Già quattro anni fa, un tempo geologico rispetto agli arresti dei giorni scorsi la quota Sopaf dei Magnoni era di fatto in garanzia agli istituti di credito. Non solo la stessa AcquaBlu, la scatola di controllo dei Magnoni in Sopaf era a sua volta in liquidazione. La holding di famiglia ha cominciato fin dal 2009 a cumulare perdite. Oltre un milione quell'anno e altri 3 milioni nel 2010. Nel 2011 il collasso per Acqua Blu con perdite salite a 25 milioni di cui ben 20 milioni legati alla svalutazione della stessa Sopaf. Insomma una situazione drammatica ma grottesca. Una famiglia blasonata con uno dei fratelli (Ruggero) ex capo di Lehman, ex artefice della scalata Telecom, socio tuttora della Intek di Vincenzo Manes, che ha tutte le sue società in fortissima perdita. Dov'è finito il genio finanziario, il tocco magico? Perso per strada e guarda caso proprio sugli affari di famiglia? Stando alla ricostruzione della Procura quel dissesto generalizzato (AcquaBlu, Sopaf, Banca Network, il fondo China Opportunity solo per citare le principali attività in collasso cronico) era voluto. In realtà, sempre secondo la Procura i soldi uscivano da Sopaf a favore di società esterovestite dei Magnoni. Dissesto e bancarotta provocata, altro che sfortuna. Ovvio che in queste condizioni i Magnoni si guardavano bene dal ricapitalizzare la società. Promessa mai mantenuta e all'origine della richiesta di fallimento avanzata da UniCredit. Sorte amara anche per gli ignari obbligazionisti. Quegli oltre 45 milioni di bond quotati a Milano non potevano essere rimborsati. E voilà ecco il colpo di genio dei Magnoni. Così come chiedono un rinvio dei rimborsi alle banche (che alla fine capito il giochetto dei Magnoni rifiutano); chiedono agli obbligazionisti un rinvio del bond. Nuovo bond emesso nel settembre del 2011, con cedola alzata al 9% e rimborso non nel 2012 ma nel 2015. Sembra allettante, ma è un trucco per prendere tempo. La Consob darà il via libera all'emissione nell'autunno del 2011 quando tutti sanno solo leggendo i bilanci che la situazione è pre-agonica. Nulla da fare: i bondisti non possono far altro che aderire al rinvio.

Dati registrati:
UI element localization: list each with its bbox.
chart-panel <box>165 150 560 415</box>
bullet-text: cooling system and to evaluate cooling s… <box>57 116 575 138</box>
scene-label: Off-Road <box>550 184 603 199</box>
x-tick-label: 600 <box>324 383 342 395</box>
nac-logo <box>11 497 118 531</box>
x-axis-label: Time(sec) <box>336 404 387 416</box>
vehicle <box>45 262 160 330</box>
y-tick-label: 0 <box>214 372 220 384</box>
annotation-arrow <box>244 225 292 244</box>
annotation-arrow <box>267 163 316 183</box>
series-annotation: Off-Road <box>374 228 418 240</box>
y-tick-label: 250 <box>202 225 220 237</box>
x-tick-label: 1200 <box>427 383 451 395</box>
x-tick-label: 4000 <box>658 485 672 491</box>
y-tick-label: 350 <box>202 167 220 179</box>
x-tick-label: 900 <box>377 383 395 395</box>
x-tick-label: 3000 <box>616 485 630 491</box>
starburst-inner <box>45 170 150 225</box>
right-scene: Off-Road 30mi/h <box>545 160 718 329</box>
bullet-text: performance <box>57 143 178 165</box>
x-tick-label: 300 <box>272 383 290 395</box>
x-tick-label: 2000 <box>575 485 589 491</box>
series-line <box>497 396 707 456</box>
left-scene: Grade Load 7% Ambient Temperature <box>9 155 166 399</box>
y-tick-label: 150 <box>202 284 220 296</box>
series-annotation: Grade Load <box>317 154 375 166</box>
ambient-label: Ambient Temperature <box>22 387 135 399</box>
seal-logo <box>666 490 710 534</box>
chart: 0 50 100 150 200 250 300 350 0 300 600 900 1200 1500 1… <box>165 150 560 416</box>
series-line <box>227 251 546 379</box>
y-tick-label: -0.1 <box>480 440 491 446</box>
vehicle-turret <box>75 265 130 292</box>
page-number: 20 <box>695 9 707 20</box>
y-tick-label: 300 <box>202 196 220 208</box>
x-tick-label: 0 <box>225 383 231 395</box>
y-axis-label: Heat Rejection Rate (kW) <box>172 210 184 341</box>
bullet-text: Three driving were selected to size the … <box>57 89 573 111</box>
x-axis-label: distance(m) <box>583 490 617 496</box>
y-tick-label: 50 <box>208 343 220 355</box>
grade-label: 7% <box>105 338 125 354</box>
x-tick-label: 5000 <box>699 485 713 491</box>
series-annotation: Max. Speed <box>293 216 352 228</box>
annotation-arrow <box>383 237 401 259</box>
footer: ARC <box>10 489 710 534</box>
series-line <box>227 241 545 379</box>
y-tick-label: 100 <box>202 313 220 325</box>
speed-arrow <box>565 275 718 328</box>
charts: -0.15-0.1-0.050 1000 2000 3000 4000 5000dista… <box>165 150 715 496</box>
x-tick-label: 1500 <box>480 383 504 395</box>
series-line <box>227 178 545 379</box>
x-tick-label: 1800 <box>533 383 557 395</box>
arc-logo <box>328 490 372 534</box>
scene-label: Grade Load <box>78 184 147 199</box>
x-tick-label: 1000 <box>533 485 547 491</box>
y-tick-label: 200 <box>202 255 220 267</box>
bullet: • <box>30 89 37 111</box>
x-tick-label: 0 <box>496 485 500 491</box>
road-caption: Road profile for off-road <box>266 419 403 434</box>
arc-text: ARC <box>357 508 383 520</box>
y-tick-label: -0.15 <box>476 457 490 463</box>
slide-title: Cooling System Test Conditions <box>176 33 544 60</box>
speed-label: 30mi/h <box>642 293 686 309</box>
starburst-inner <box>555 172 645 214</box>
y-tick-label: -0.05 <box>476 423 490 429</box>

Consegna: Come prosegueresti il brano sul dissesto di Sopaf dopo la sua ultima frase? Il materiale non ha alcun legame con il brano sul dissesto di Sopaf.

Risposta:
Molti di loro che non hanno letto il prospetto da 200 pagine (denso di annotazioni di rischio) aderiscono inconsapevoli. E ora hanno perso tutto, così come gli azionisti Sopaf che hanno visto bruciare l'intero capitale. Peccato che nel maggio 2013 Ruggero Magnoni (che evidentemente insieme ai fratelli non vuole mettere più un quattrino in Sopaf) si spedisca in Lussemburgo da un normale ufficio postale di Roma e con posta ordinaria, certificati obbligazionari a suo nome per 17 milioni. I soldi nelle tasche dei Magnoni evidentemente non mancavano. Ma metterli in Sopaf per salvarla era l'ultimo dei loro pensieri.